AIM = Gather from the material every line that contains the string "text".

(Stored records)
============

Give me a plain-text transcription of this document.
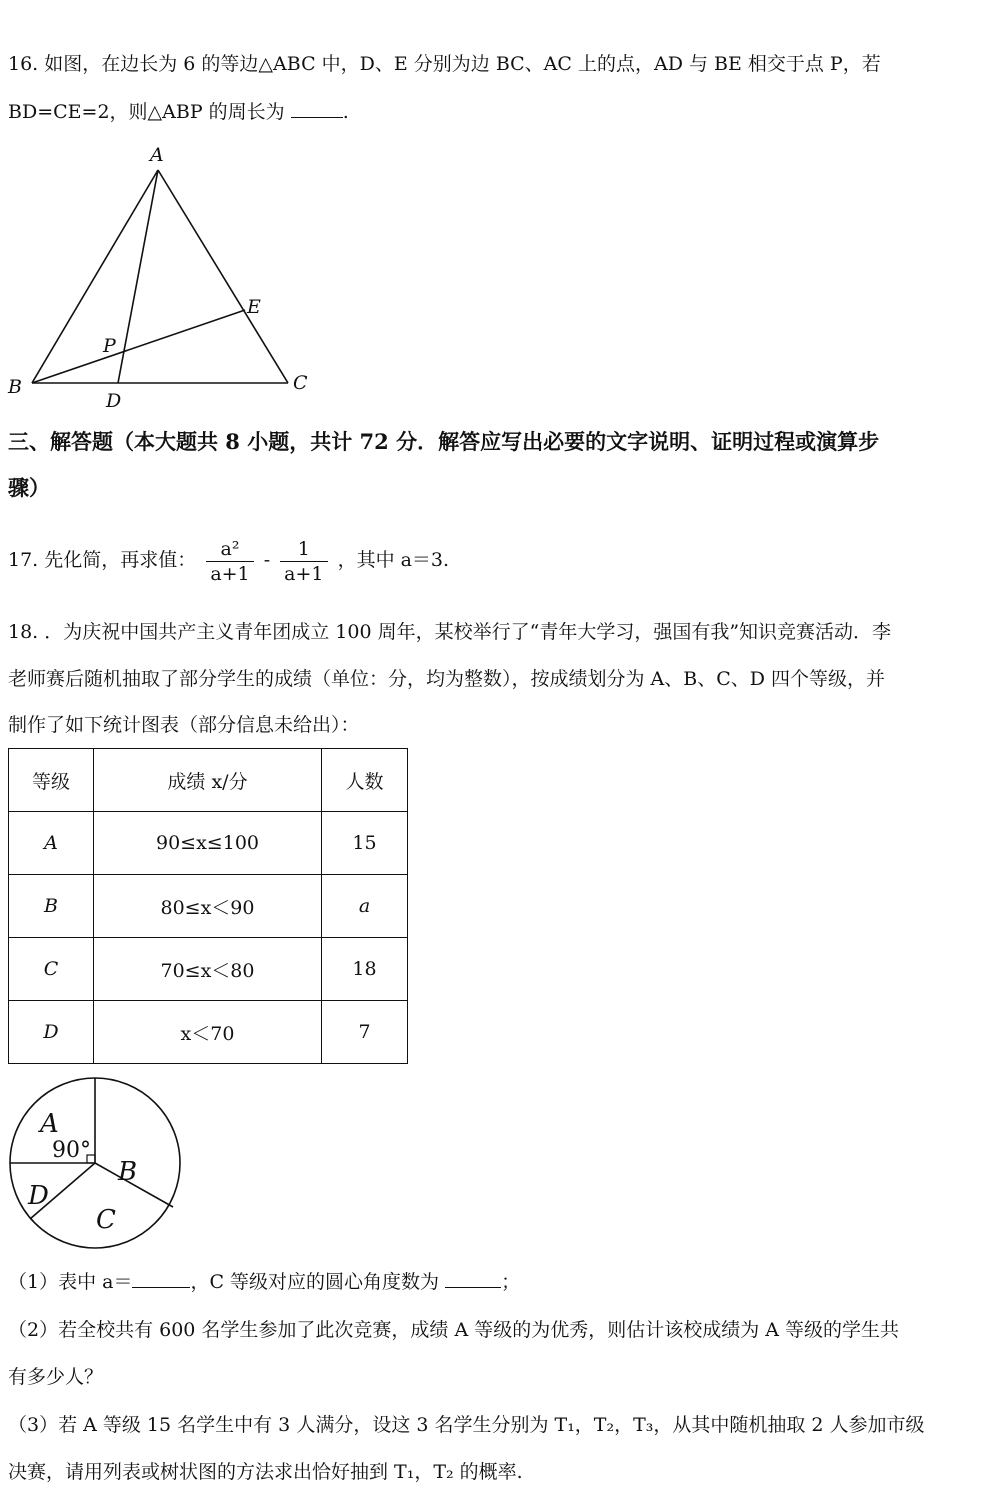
16. 如图，在边长为 6 的等边△ABC 中，D、E 分别为边 BC、AC 上的点，AD 与 BE 相交于点 P，若
BD=CE=2，则△ABP 的周长为	.
A
B	C
D
E
P
三、解答题（本大题共 8 小题，共计 72 分．解答应写出必要的文字说明、证明过程或演算步
骤）
17. 先化简，再求值： $\frac{\text{a²}}{a+1} - \frac{1}{a+1}$ ，其中 a＝3.
18. ．为庆祝中国共产主义青年团成立 100 周年，某校举行了“青年大学习，强国有我”知识竞赛活动．李
老师赛后随机抽取了部分学生的成绩（单位：分，均为整数），按成绩划分为 A、B、C、D 四个等级，并
制作了如下统计图表（部分信息未给出）：
等级	成绩 x/分	人数
A	90≤x≤100	15
B	80≤x＜90	a
C	70≤x＜80	18
D	x＜70	7
A
B
C
D
90°
（1）表中 a＝	，C 等级对应的圆心角度数为	；
（2）若全校共有 600 名学生参加了此次竞赛，成绩 A 等级的为优秀，则估计该校成绩为 A 等级的学生共
有多少人？
（3）若 A 等级 15 名学生中有 3 人满分，设这 3 名学生分别为 T₁，T₂，T₃，从其中随机抽取 2 人参加市级
决赛，请用列表或树状图的方法求出恰好抽到 T₁，T₂ 的概率.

============

WRITTEN SOLUTION =
Give me a plain-text transcription of this document.
17. 先化简，再求值： $\frac{\text{a²}}{a+1} - \frac{1}{a+1}$ ，其中 a＝3.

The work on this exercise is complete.